The exercise: Every entry must be repeated exactly. Exclude all pictures.

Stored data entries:
*-*-*

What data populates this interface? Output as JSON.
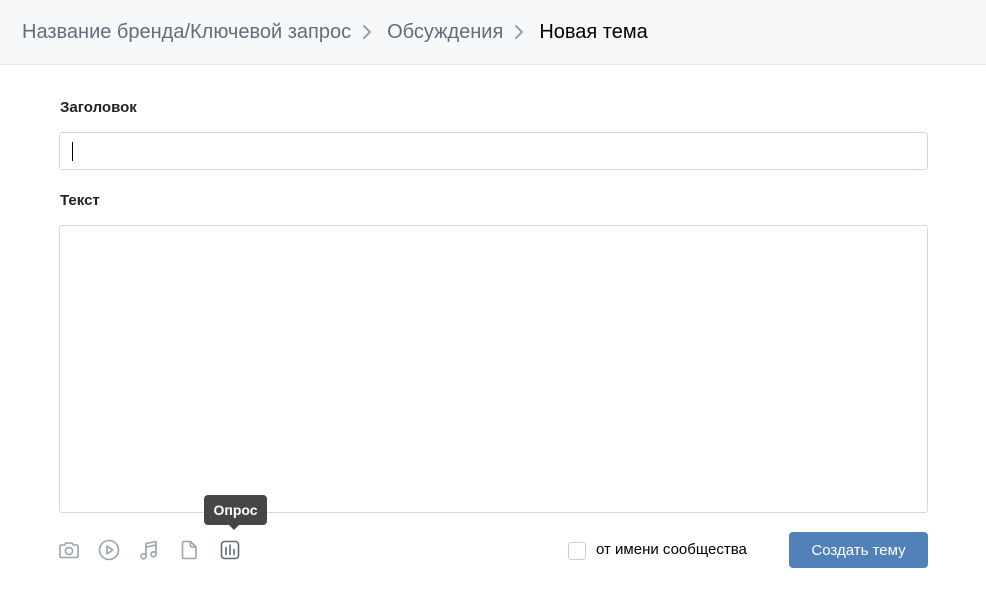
{
  "breadcrumb": {
    "items": [
      "Название бренда/Ключевой запрос",
      "Обсуждения"
    ],
    "current": "Новая тема"
  },
  "form": {
    "title_label": "Заголовок",
    "title_value": "",
    "text_label": "Текст",
    "text_value": ""
  },
  "toolbar": {
    "icons": [
      "camera-icon",
      "video-icon",
      "music-icon",
      "document-icon",
      "poll-icon"
    ],
    "tooltip": "Опрос"
  },
  "footer": {
    "community_checkbox_label": "от имени сообщества",
    "community_checked": false,
    "submit_label": "Создать тему"
  },
  "colors": {
    "header_bg": "#f7f8fa",
    "accent": "#5181b8",
    "icon": "#99a2ad",
    "tooltip_bg": "#454647"
  }
}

*-*-*

The result:
What data populates this interface? Output as JSON.
{
  "breadcrumb": {
    "items": [
      "Название бренда/Ключевой запрос",
      "Обсуждения"
    ],
    "current": "Новая тема"
  },
  "form": {
    "title_label": "Заголовок",
    "title_value": "",
    "text_label": "Текст",
    "text_value": ""
  },
  "toolbar": {
    "icons": [
      "camera-icon",
      "video-icon",
      "music-icon",
      "document-icon",
      "poll-icon"
    ],
    "tooltip": "Опрос"
  },
  "footer": {
    "community_checkbox_label": "от имени сообщества",
    "community_checked": false,
    "submit_label": "Создать тему"
  },
  "colors": {
    "header_bg": "#f7f8fa",
    "accent": "#5181b8",
    "icon": "#99a2ad",
    "tooltip_bg": "#454647"
  }
}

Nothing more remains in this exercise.